What you need to do: Copy each line of the material below that includes the string "Count".

Data entries for graphics:
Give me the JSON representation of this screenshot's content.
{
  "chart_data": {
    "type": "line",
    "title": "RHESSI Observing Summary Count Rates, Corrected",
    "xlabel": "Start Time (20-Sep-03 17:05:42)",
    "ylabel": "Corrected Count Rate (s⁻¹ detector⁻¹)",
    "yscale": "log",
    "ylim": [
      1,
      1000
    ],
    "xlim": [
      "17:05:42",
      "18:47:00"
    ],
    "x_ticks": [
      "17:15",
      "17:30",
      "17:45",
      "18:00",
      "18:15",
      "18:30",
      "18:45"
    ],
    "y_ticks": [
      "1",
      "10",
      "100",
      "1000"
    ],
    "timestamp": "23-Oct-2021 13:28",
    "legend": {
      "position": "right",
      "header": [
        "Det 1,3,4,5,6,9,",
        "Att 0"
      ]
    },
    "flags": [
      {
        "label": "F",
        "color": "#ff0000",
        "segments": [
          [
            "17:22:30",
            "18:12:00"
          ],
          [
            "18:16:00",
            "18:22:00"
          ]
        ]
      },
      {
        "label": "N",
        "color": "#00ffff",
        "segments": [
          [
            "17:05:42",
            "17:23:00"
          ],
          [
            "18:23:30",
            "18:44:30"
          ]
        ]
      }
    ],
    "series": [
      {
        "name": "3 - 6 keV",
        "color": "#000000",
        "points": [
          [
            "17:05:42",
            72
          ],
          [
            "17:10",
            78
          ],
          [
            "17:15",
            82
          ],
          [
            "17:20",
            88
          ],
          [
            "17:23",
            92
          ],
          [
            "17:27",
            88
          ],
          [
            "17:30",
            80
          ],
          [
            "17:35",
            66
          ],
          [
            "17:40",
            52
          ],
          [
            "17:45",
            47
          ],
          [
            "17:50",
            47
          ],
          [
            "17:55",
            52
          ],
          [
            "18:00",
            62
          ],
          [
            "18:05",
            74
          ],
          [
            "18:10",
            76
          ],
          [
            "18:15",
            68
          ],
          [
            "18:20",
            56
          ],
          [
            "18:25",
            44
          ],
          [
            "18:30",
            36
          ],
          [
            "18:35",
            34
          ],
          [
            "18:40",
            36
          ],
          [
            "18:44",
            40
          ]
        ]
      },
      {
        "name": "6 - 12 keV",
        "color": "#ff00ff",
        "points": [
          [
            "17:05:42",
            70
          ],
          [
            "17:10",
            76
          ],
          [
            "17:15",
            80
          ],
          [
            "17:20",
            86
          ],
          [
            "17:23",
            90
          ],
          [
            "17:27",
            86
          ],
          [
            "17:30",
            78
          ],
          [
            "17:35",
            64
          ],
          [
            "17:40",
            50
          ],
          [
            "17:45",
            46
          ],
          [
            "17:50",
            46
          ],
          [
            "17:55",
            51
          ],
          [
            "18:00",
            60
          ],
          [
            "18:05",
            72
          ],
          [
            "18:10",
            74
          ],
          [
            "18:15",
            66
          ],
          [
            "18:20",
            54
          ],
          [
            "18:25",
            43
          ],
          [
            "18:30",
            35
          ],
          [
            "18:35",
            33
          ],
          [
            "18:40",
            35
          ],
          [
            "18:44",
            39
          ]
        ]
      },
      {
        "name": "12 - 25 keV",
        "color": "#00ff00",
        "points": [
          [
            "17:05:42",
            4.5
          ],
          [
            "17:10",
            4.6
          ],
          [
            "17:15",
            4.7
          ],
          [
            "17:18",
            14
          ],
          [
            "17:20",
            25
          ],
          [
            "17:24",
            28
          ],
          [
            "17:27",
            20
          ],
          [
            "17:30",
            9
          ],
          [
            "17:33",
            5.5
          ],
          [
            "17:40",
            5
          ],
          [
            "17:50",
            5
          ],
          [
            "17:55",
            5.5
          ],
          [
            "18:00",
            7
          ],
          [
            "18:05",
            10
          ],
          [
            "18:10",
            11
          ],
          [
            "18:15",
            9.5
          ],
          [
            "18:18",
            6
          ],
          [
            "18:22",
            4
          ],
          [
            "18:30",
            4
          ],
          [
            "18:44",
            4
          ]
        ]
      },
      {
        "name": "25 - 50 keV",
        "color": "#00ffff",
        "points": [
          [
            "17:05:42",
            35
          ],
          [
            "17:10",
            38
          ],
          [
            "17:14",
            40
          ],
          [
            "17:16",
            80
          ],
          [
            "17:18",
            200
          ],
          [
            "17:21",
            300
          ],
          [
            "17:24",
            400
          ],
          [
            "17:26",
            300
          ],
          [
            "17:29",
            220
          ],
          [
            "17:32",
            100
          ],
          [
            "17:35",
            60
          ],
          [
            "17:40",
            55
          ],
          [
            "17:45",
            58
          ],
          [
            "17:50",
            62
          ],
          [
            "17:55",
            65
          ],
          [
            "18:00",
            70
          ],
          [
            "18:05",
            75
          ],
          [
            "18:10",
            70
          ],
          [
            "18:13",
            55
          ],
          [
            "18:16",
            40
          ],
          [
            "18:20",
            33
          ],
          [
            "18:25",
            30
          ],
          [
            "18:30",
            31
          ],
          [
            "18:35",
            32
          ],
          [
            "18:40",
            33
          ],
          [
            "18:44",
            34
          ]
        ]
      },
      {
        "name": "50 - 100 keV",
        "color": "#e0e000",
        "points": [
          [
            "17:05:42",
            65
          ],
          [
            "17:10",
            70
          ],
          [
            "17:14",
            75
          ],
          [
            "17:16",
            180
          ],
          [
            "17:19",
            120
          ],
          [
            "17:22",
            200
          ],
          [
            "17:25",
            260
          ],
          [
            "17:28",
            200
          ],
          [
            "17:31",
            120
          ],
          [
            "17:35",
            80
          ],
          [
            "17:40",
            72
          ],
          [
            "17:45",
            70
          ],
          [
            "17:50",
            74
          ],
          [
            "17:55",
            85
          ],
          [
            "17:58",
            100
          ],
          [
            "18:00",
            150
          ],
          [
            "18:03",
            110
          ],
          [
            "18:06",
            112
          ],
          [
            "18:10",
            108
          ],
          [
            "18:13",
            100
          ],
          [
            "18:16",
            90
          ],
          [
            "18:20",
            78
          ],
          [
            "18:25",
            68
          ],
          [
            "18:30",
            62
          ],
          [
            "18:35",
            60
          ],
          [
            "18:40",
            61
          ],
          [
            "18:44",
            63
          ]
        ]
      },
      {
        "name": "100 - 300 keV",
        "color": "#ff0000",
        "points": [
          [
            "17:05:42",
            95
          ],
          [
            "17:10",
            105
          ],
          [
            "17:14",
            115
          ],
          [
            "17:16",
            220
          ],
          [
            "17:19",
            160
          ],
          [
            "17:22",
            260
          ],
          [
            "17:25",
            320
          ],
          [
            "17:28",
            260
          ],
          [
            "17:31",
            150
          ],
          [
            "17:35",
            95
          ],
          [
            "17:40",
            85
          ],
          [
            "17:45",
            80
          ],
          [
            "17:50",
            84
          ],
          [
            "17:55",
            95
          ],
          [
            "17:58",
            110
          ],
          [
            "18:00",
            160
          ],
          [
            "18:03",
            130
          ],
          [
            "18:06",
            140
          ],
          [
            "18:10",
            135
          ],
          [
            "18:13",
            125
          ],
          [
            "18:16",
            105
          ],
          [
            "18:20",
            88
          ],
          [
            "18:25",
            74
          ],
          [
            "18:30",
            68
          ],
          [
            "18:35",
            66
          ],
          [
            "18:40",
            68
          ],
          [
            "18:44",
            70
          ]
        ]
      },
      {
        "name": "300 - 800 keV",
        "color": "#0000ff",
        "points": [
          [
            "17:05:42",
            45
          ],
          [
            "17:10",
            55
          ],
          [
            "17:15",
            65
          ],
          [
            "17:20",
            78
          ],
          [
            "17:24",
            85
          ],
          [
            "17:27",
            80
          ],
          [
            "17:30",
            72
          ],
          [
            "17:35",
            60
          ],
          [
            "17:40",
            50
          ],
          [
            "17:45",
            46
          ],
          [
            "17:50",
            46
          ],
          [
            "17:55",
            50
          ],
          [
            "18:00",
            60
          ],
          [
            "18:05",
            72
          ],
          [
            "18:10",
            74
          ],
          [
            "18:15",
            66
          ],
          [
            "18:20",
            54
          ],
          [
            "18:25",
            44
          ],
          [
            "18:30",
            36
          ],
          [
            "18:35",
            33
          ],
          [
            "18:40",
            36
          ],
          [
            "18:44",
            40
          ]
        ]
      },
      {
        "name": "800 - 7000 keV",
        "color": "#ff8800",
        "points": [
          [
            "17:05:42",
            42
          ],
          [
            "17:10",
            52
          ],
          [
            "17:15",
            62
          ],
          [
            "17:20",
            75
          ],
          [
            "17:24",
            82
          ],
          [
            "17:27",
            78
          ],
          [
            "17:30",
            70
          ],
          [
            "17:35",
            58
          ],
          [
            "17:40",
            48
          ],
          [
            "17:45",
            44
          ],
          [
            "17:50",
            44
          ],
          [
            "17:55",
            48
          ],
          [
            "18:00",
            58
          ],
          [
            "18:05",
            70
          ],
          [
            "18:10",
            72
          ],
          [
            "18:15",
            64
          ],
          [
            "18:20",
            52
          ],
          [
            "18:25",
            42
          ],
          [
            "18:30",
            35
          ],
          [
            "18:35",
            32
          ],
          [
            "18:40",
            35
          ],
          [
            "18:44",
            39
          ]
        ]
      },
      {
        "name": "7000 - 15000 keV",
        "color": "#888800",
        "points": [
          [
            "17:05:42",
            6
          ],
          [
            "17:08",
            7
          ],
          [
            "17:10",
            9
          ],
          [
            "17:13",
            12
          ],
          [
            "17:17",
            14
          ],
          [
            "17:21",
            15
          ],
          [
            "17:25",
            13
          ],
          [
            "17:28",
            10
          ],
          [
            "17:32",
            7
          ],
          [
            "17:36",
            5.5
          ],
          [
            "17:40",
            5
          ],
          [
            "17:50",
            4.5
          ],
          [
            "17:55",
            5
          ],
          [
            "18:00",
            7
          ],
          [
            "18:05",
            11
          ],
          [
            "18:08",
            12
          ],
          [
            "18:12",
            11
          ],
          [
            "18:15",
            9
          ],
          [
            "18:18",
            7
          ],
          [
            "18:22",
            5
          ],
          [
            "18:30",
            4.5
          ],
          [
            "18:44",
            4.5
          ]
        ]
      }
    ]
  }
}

Result below:
    "title": "RHESSI Observing Summary Count Rates, Corrected",
    "ylabel": "Corrected Count Rate (s⁻¹ detector⁻¹)",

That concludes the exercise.